▸ **What is asked**
Keep only the lines where "хүнсний" appears.

▸ **Dataset rows**
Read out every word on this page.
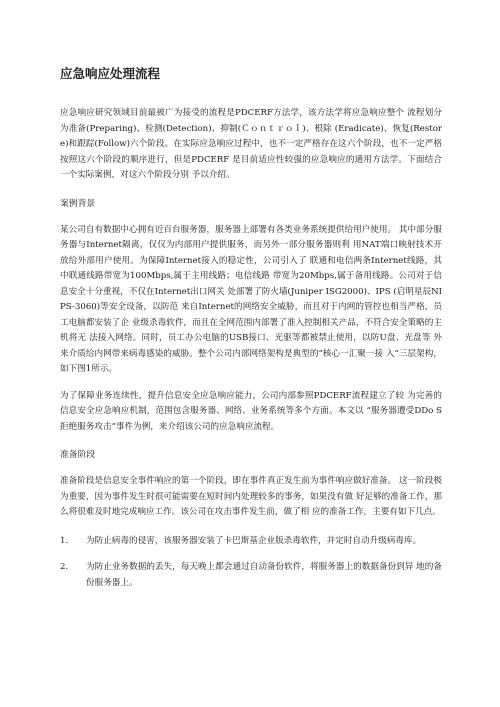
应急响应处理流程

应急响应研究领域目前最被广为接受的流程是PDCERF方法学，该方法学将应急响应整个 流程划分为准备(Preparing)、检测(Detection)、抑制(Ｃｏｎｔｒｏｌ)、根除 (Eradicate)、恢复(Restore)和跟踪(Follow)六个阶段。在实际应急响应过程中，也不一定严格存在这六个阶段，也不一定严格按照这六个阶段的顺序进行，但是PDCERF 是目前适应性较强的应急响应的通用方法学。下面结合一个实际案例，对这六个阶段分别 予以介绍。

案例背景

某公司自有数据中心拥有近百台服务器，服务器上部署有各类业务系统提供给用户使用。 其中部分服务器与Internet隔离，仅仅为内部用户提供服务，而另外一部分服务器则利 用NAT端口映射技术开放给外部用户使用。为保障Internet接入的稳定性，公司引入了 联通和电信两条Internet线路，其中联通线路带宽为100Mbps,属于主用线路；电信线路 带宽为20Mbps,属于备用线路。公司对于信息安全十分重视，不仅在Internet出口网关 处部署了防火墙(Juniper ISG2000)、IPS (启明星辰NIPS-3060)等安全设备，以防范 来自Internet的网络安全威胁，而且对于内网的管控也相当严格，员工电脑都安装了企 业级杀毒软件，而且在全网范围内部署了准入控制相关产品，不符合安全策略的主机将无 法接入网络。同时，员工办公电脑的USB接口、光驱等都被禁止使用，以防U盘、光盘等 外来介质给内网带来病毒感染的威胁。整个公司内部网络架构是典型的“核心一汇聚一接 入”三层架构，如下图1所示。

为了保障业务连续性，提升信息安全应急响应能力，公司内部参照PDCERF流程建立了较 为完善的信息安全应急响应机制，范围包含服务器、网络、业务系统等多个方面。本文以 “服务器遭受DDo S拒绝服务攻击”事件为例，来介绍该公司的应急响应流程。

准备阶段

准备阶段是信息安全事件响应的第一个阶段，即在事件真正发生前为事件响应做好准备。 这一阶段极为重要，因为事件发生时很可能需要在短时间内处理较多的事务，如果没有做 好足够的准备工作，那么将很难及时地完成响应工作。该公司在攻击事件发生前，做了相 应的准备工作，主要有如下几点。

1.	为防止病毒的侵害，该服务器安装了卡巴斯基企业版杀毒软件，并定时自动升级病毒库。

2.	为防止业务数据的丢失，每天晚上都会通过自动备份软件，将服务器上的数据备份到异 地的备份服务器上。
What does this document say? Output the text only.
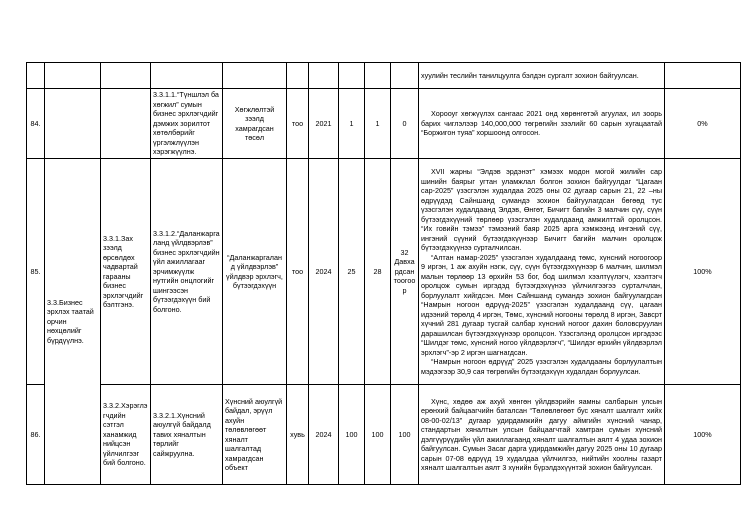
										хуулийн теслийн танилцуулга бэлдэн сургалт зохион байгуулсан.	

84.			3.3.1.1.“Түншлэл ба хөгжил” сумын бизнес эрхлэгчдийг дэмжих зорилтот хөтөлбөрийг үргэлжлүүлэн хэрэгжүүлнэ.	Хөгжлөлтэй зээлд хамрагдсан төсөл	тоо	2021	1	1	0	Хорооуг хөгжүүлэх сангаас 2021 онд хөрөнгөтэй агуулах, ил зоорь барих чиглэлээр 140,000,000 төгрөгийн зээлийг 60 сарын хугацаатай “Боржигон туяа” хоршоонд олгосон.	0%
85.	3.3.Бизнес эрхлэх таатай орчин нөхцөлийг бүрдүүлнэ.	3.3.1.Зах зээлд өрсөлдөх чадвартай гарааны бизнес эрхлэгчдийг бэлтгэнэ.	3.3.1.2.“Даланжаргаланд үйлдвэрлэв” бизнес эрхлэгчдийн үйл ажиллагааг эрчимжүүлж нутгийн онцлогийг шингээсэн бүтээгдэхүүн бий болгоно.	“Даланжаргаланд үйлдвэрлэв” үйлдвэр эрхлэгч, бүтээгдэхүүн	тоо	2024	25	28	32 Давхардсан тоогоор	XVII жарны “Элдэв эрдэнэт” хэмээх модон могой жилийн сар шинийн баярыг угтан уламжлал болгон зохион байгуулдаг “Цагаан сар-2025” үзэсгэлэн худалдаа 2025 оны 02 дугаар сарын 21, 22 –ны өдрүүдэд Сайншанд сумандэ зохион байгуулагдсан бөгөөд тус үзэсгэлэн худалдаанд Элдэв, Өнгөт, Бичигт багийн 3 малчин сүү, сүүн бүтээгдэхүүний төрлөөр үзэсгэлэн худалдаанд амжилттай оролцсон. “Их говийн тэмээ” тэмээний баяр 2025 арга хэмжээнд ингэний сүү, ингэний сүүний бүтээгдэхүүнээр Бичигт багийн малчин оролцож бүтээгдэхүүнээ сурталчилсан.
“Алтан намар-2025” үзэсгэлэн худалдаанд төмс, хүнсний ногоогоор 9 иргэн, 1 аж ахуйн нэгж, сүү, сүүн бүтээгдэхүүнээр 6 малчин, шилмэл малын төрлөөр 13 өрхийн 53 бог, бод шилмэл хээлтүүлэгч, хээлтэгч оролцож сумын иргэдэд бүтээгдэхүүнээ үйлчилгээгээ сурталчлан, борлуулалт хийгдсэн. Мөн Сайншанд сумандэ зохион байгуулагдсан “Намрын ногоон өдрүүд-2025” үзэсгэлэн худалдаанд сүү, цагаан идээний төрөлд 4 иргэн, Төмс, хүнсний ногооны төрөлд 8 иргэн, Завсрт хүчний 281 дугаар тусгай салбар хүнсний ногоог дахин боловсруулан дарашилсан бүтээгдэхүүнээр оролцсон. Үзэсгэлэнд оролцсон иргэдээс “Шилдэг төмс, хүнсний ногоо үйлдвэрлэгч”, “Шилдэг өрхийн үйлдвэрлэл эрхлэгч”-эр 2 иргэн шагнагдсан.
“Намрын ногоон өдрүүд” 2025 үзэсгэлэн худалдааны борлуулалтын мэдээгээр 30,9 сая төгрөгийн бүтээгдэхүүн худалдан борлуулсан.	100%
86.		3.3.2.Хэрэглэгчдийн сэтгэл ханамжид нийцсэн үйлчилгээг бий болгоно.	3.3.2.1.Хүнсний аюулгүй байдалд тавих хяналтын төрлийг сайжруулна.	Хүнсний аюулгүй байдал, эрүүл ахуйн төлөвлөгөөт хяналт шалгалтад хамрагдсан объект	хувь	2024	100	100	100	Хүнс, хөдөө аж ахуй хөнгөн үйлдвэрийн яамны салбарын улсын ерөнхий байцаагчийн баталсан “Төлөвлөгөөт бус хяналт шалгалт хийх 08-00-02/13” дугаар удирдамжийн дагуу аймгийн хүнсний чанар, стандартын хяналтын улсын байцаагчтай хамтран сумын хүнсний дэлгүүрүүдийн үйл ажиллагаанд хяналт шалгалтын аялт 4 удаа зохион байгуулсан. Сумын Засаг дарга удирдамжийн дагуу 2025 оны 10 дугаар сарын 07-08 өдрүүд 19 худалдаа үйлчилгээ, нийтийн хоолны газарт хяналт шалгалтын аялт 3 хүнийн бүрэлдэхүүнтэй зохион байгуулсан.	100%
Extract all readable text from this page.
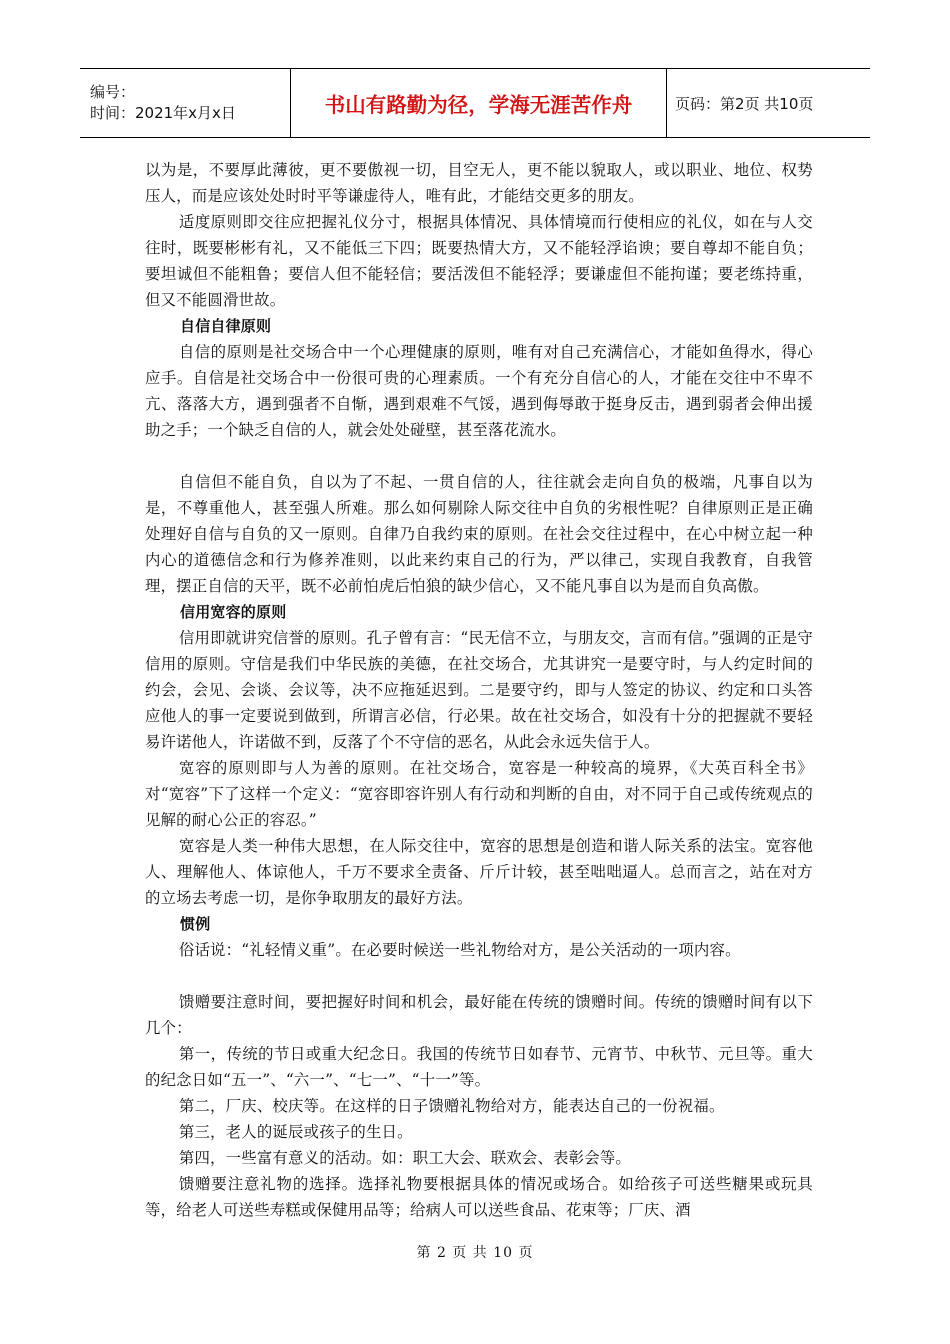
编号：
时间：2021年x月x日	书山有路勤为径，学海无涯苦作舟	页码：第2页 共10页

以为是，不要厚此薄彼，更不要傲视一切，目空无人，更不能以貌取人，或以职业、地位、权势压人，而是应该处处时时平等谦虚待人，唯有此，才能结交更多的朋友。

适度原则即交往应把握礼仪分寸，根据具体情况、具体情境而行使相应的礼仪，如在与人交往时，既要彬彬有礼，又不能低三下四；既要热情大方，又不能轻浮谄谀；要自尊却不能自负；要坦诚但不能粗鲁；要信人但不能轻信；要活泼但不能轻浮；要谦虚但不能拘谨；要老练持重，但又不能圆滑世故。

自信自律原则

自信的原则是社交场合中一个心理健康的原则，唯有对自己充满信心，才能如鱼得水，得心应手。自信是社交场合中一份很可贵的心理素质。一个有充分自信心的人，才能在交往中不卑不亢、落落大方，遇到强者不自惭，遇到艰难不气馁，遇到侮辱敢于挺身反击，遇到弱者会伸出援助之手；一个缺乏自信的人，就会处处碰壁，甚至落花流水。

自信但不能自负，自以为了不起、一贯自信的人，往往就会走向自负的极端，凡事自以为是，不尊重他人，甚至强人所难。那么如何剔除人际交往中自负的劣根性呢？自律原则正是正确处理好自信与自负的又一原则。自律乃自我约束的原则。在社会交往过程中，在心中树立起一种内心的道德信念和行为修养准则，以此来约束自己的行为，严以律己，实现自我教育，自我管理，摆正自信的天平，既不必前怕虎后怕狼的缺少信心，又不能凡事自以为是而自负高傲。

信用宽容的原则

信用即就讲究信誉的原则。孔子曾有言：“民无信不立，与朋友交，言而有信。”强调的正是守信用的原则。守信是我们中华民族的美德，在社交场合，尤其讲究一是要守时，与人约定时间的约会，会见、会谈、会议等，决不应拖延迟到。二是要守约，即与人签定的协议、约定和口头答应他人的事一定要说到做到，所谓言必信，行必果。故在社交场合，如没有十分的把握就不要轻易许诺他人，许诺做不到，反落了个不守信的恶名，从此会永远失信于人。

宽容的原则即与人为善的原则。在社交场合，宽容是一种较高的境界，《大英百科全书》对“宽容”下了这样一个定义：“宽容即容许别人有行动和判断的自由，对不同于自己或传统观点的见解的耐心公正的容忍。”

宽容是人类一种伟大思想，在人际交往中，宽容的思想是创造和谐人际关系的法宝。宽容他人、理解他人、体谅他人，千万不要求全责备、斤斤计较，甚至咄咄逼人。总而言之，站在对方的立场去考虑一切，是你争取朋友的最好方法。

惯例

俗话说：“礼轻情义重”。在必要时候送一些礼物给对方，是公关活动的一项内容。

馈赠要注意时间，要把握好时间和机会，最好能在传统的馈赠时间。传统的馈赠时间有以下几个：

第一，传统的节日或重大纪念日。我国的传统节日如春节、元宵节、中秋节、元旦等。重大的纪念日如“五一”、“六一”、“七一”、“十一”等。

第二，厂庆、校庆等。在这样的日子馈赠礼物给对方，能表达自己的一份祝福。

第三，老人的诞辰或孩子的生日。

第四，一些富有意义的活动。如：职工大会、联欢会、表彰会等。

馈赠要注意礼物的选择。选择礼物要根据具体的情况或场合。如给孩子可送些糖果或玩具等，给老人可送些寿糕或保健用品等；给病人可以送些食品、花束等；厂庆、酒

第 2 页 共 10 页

▸ **The result**
“Алтан намар-2025” үзэсгэлэн худалдаанд төмс, хүнсний ногоогоор 9 иргэн, 1 аж ахуйн нэгж, сүү, сүүн бүтээгдэхүүнээр 6 малчин, шилмэл малын төрлөөр 13 өрхийн 53 бог, бод шилмэл хээлтүүлэгч, хээлтэгч оролцож сумын иргэдэд бүтээгдэхүүнээ үйлчилгээгээ сурталчлан, борлуулалт хийгдсэн. Мөн Сайншанд сумандэ зохион байгуулагдсан “Намрын ногоон өдрүүд-2025” үзэсгэлэн худалдаанд сүү, цагаан идээний төрөлд 4 иргэн, Төмс, хүнсний ногооны төрөлд 8 иргэн, Завсрт хүчний 281 дугаар тусгай салбар хүнсний ногоог дахин боловсруулан дарашилсан бүтээгдэхүүнээр оролцсон. Үзэсгэлэнд оролцсон иргэдээс “Шилдэг төмс, хүнсний ногоо үйлдвэрлэгч”, “Шилдэг өрхийн үйлдвэрлэл эрхлэгч”-эр 2 иргэн шагнагдсан.
86.		3.3.2.Хэрэглэгчдийн сэтгэл ханамжид нийцсэн үйлчилгээг бий болгоно.	3.3.2.1.Хүнсний аюулгүй байдалд тавих хяналтын төрлийг сайжруулна.	Хүнсний аюулгүй байдал, эрүүл ахуйн төлөвлөгөөт хяналт шалгалтад хамрагдсан объект	хувь	2024	100	100	100	Хүнс, хөдөө аж ахуй хөнгөн үйлдвэрийн яамны салбарын улсын ерөнхий байцаагчийн баталсан “Төлөвлөгөөт бус хяналт шалгалт хийх 08-00-02/13” дугаар удирдамжийн дагуу аймгийн хүнсний чанар, стандартын хяналтын улсын байцаагчтай хамтран сумын хүнсний дэлгүүрүүдийн үйл ажиллагаанд хяналт шалгалтын аялт 4 удаа зохион байгуулсан. Сумын Засаг дарга удирдамжийн дагуу 2025 оны 10 дугаар сарын 07-08 өдрүүд 19 худалдаа үйлчилгээ, нийтийн хоолны газарт хяналт шалгалтын аялт 3 хүнийн бүрэлдэхүүнтэй зохион байгуулсан.	100%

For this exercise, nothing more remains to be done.